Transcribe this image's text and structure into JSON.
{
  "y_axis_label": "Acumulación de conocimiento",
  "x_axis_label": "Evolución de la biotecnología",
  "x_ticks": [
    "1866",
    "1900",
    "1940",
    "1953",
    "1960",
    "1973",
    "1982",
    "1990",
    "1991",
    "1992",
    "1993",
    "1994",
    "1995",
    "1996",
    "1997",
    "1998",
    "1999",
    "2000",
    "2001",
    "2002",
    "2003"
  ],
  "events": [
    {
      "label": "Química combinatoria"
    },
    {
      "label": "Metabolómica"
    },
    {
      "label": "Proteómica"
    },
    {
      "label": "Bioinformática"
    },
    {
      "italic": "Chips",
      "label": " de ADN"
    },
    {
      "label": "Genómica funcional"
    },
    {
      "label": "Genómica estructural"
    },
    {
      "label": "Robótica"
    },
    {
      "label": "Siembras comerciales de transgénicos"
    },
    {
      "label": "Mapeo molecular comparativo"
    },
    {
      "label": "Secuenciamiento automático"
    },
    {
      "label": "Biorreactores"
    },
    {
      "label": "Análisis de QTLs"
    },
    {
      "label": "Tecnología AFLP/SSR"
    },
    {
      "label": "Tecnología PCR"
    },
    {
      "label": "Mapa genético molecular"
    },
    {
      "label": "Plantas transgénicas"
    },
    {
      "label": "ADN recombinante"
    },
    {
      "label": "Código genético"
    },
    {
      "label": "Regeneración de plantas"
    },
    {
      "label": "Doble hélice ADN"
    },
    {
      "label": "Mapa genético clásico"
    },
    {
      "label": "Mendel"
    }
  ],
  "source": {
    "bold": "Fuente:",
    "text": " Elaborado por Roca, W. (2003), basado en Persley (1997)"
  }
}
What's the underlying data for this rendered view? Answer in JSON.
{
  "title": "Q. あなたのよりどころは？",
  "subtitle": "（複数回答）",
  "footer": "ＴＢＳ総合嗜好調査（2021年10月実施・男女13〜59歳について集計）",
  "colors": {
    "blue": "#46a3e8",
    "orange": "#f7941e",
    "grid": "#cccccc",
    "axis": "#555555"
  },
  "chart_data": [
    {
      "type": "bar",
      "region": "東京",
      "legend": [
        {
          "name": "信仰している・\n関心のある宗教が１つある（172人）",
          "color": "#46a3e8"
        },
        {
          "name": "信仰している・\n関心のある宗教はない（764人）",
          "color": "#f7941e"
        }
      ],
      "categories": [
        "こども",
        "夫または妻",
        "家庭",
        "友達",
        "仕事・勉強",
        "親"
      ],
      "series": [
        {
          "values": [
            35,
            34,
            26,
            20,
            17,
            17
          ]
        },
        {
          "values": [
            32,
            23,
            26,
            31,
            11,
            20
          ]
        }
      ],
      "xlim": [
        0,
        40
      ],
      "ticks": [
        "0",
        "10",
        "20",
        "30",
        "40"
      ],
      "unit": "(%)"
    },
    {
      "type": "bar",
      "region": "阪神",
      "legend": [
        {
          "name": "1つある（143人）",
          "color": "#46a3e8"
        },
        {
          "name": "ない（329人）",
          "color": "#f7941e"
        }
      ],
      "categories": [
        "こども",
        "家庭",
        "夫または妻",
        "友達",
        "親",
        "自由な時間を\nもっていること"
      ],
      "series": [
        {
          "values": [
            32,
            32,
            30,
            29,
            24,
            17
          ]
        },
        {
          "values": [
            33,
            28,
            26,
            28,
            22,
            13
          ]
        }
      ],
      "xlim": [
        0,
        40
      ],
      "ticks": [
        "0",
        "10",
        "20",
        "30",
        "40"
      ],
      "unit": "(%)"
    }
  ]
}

────

• _PROBLEM DESCRIPTION_: Take the material above and return all of it exactly.

• _RESULT FOR THIS EXERCISE_:
Transcribe this image's text and structure into JSON.
{
  "y_axis_label": "Acumulación de conocimiento",
  "x_axis_label": "Evolución de la biotecnología",
  "x_ticks": [
    "1866",
    "1900",
    "1940",
    "1953",
    "1960",
    "1973",
    "1982",
    "1990",
    "1991",
    "1992",
    "1993",
    "1994",
    "1995",
    "1996",
    "1997",
    "1998",
    "1999",
    "2000",
    "2001",
    "2002",
    "2003"
  ],
  "events": [
    {
      "label": "Química combinatoria"
    },
    {
      "label": "Metabolómica"
    },
    {
      "label": "Proteómica"
    },
    {
      "label": "Bioinformática"
    },
    {
      "italic": "Chips",
      "label": " de ADN"
    },
    {
      "label": "Genómica funcional"
    },
    {
      "label": "Genómica estructural"
    },
    {
      "label": "Robótica"
    },
    {
      "label": "Siembras comerciales de transgénicos"
    },
    {
      "label": "Mapeo molecular comparativo"
    },
    {
      "label": "Secuenciamiento automático"
    },
    {
      "label": "Biorreactores"
    },
    {
      "label": "Análisis de QTLs"
    },
    {
      "label": "Tecnología AFLP/SSR"
    },
    {
      "label": "Tecnología PCR"
    },
    {
      "label": "Mapa genético molecular"
    },
    {
      "label": "Plantas transgénicas"
    },
    {
      "label": "ADN recombinante"
    },
    {
      "label": "Código genético"
    },
    {
      "label": "Regeneración de plantas"
    },
    {
      "label": "Doble hélice ADN"
    },
    {
      "label": "Mapa genético clásico"
    },
    {
      "label": "Mendel"
    }
  ],
  "source": {
    "bold": "Fuente:",
    "text": " Elaborado por Roca, W. (2003), basado en Persley (1997)"
  }
}
What's the underlying data for this rendered view? Answer in JSON.
{
  "title": "Q. あなたのよりどころは？",
  "subtitle": "（複数回答）",
  "footer": "ＴＢＳ総合嗜好調査（2021年10月実施・男女13〜59歳について集計）",
  "colors": {
    "blue": "#46a3e8",
    "orange": "#f7941e",
    "grid": "#cccccc",
    "axis": "#555555"
  },
  "chart_data": [
    {
      "type": "bar",
      "region": "東京",
      "legend": [
        {
          "name": "信仰している・\n関心のある宗教が１つある（172人）",
          "color": "#46a3e8"
        },
        {
          "name": "信仰している・\n関心のある宗教はない（764人）",
          "color": "#f7941e"
        }
      ],
      "categories": [
        "こども",
        "夫または妻",
        "家庭",
        "友達",
        "仕事・勉強",
        "親"
      ],
      "series": [
        {
          "values": [
            35,
            34,
            26,
            20,
            17,
            17
          ]
        },
        {
          "values": [
            32,
            23,
            26,
            31,
            11,
            20
          ]
        }
      ],
      "xlim": [
        0,
        40
      ],
      "ticks": [
        "0",
        "10",
        "20",
        "30",
        "40"
      ],
      "unit": "(%)"
    },
    {
      "type": "bar",
      "region": "阪神",
      "legend": [
        {
          "name": "1つある（143人）",
          "color": "#46a3e8"
        },
        {
          "name": "ない（329人）",
          "color": "#f7941e"
        }
      ],
      "categories": [
        "こども",
        "家庭",
        "夫または妻",
        "友達",
        "親",
        "自由な時間を\nもっていること"
      ],
      "series": [
        {
          "values": [
            32,
            32,
            30,
            29,
            24,
            17
          ]
        },
        {
          "values": [
            33,
            28,
            26,
            28,
            22,
            13
          ]
        }
      ],
      "xlim": [
        0,
        40
      ],
      "ticks": [
        "0",
        "10",
        "20",
        "30",
        "40"
      ],
      "unit": "(%)"
    }
  ]
}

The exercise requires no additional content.